Quoted passage.
This is a demo scene I created with a fresh Godot build that I compiled myself the other night-- I figured trying to sort things out in a clean environment would help me pinpoint the issues.

@CakeCadaver Thank you for explaining ATTENUIATION! I have a rough time understanding a lot of shader concepts, both because I don't know the values and because its confusing as a new learner. For instance, the Godot documentation notes VIEW_MATRIX as one of the Fragment built-ins:

I understand that mat4 is a 4x4 matrix, which I interpret as, more or less, an array... But an array of what? I usually just end up trying the value at each index and seeing what happens (nothing good, more often than not), but I'd always wished there was a lil bit more information... What does "World space to view space transform" even mean? Is that common knowledge? I don't know, maybe I'm just not looking hard enough.

Mid-reply note: I did stumble upon this again: https://docs.godotengine.org/en/stable/tutorials/math/matrices_and_transforms.html

I've seen it before, and don't remember it relating to gdshaders, but maybe conceptually it will help.

Anyways, thank you so much for the information-- I want to be able to use my own shadow colors as opposed to having a basic darker/lighter ramp on things, so I'll look into doing some kind of mix when I've gotten things down.

I think I'm just starting to realize that shadows are more fickle than I'd have anticipated... Especially so for orthographic cameras, as there is a clear difference in how things draw out in perspective vs orthographic. I want the shadows to be hard, as I get this weird speckly effect that affects grass blades in the final image:

Could be one of them floating point precision errors I've heard about... But I can just use hard shadows in the project Rendering & Light settings!:

...Except I end up with a weird 'blockiness' when doing that:

The 'blockiness' is also extra pronounced in motion, with the sides kind of waving around... Almost as if its following some sort of grid. I could record some video, but I don't think I was able to upload one directly when I OP'd.

Sorry for the big posts... lol.

    Tomcat Thank you! Unfortunately, I don't seem to have the same options:

    Cinematic preview does seem to do it for me though, at least as far as I can tell:

      The matrix's are all pre-made collections of values that are used in multiplication to convert one type of positions into another. So for example, the data stored in VIEW_MATRIX is the math you would need to convert a world space position to a view space position. This is typically because the maths are big and complicated and its easier to just hand you the already computed matrix and allow the user to go ValueA = ValueB * VIEW_MATRIX or whatever.

Data extract.
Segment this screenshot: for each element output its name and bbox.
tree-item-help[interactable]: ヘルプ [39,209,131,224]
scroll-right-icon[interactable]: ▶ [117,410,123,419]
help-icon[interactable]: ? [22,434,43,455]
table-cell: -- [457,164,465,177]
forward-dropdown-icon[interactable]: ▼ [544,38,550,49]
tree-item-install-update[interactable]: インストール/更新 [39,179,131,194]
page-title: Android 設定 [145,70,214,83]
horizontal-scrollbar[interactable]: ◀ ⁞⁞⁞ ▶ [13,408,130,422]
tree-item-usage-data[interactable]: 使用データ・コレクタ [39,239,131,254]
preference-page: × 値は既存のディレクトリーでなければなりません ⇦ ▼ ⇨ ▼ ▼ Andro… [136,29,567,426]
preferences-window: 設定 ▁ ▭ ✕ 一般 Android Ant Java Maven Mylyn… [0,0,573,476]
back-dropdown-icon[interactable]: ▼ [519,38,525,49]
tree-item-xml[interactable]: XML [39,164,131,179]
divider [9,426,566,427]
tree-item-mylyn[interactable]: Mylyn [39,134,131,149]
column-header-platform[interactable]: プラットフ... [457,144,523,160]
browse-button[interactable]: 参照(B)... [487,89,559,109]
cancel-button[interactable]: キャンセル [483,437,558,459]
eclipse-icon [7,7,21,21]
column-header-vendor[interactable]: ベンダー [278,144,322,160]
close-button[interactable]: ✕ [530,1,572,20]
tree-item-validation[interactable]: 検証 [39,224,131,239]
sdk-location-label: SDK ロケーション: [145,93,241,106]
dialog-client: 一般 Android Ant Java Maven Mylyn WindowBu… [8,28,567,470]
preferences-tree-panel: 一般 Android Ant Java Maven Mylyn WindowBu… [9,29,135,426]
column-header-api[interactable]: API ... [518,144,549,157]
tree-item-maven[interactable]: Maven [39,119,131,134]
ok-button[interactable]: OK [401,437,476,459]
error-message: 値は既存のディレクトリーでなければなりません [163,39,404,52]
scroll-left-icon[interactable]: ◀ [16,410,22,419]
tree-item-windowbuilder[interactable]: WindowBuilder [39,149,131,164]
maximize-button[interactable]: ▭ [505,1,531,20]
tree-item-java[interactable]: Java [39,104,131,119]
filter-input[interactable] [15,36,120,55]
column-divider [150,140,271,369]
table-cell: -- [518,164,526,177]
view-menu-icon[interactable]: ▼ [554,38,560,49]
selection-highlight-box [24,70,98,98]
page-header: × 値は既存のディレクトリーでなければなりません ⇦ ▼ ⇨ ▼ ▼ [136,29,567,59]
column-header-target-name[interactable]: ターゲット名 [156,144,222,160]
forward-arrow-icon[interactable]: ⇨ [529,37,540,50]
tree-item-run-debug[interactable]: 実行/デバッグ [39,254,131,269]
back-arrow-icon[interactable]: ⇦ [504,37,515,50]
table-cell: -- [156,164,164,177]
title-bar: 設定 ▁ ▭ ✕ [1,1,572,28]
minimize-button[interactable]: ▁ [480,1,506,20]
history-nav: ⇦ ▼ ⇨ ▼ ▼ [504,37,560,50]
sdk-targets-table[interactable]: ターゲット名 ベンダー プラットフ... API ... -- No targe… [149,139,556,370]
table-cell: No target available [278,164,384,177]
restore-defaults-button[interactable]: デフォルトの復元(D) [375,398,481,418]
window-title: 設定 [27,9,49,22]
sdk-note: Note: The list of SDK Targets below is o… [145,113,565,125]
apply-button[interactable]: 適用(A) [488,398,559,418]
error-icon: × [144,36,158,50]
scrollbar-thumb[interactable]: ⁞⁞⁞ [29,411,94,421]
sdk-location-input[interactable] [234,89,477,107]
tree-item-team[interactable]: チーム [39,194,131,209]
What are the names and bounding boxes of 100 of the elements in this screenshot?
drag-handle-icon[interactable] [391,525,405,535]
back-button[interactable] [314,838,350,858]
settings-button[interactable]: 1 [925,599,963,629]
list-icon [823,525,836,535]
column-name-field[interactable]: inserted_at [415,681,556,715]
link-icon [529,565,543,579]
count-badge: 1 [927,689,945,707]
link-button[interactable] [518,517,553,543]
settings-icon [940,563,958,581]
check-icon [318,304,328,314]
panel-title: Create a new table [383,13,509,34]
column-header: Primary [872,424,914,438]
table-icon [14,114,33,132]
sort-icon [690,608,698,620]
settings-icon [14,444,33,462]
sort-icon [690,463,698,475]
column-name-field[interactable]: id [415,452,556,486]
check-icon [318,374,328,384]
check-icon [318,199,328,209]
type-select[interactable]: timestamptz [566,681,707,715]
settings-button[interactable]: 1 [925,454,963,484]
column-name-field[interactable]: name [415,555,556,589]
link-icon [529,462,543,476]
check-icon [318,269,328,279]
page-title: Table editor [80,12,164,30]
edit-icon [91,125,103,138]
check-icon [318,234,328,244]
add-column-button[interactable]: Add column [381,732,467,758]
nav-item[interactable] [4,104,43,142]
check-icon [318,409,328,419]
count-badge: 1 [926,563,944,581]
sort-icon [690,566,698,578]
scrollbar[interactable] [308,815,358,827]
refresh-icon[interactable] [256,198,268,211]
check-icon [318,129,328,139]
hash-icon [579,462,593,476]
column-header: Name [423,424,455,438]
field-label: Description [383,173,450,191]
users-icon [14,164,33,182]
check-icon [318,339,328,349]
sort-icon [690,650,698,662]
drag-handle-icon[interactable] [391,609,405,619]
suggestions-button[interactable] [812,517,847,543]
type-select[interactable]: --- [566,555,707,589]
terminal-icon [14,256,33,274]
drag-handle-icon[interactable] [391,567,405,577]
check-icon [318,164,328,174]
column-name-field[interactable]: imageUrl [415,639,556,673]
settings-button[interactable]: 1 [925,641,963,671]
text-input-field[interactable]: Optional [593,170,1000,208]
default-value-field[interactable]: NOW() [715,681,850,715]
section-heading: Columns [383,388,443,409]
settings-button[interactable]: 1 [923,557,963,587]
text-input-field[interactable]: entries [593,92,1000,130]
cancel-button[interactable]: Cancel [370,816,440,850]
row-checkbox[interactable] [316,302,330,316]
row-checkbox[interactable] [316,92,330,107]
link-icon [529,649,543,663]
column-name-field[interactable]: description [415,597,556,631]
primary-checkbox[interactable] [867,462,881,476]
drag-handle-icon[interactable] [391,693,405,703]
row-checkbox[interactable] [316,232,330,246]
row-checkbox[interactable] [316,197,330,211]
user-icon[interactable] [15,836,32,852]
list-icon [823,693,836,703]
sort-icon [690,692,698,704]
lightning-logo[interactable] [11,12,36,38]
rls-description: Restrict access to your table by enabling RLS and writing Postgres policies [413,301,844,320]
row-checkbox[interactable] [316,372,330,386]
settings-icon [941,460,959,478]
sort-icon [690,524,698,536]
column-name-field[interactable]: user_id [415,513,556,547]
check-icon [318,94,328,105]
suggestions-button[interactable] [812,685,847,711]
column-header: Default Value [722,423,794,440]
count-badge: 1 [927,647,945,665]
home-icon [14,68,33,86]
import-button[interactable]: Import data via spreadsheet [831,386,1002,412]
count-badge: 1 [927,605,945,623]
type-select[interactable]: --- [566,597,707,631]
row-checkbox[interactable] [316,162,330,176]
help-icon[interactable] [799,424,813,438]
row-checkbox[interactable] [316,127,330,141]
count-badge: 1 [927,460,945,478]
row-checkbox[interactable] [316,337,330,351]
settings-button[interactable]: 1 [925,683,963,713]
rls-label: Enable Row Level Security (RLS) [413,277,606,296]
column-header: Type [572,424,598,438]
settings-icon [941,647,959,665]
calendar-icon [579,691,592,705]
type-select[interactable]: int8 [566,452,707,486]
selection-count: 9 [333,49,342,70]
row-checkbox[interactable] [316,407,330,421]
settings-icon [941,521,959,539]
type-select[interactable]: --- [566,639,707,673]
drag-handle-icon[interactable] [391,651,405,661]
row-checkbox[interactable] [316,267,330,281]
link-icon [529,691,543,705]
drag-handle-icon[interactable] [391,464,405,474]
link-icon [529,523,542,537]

Task set.
A. In the Godot shadows post, what does the data stored in VIEW_MATRIX represent?
B. For each statement, say whether the Godot shadows post agrees with it, and quote the words that decide it. (i) The demo scene was made with a Godot build the writer compiled personally. (ii) Turning on hard shadows in the project Rendering & Light settings left no visual problems. (iii) The writer uploaded a video directly with the original post.
C. Resume the Godot shadows post after its last sentence.
The items can be set aside; nothing here depends on them.

Results for the exercise.
A. It is the math needed to convert a world space position to a view space position.

B.
(i) Yes: "a fresh Godot build that I compiled myself the other night"
(ii) No: "...Except I end up with a weird 'blockiness' when doing that"
(iii) No: "I don't think I was able to upload one directly when I OP'd."

C.
      a good video series would be these lectures

      For the speckly shadows, I would guess that is a shadow bias/acne problem. I would try going into your light node and increase the shadow bias setting to see if that helps. You have to click on your camera node in the scene tab for Tomcat's camera preview to pop up

        LordChopps Unfortunately, I don't seem to have the same options:

        This option appears in the preview window when you select a camera in the scene tree.

        But the cinematic preview is probably close to it.

        CakeCadaver Maaasive resource. Thank you so much for providing it.

        I ended up decreasing the Far value in my camera, and the shadows bumped up in resolution significantly-- everything looks pretty smooth now, and I'm able to use the hard shadows in project settings:

        It also seems to have solved the speckling with soft shadows-- although I'm not sure I'll use them. Need to do a little more trial and error. If the softness can be ramped as well, we may end up rolling with that.

        Now I just need to work out a better way of distributing foliage than whatever default behavior populate uses on multimesh instances... Poisson disc sampling seems like the move. Not sure how that will pan out in 3D, but I'll need to use the same or some similar approach for trees/bushes.

        Anyways-- huge help from the lot of you. Thank you both for also pointing this camera preview stuff out for me, even if it seems trivial. I really appreciate it.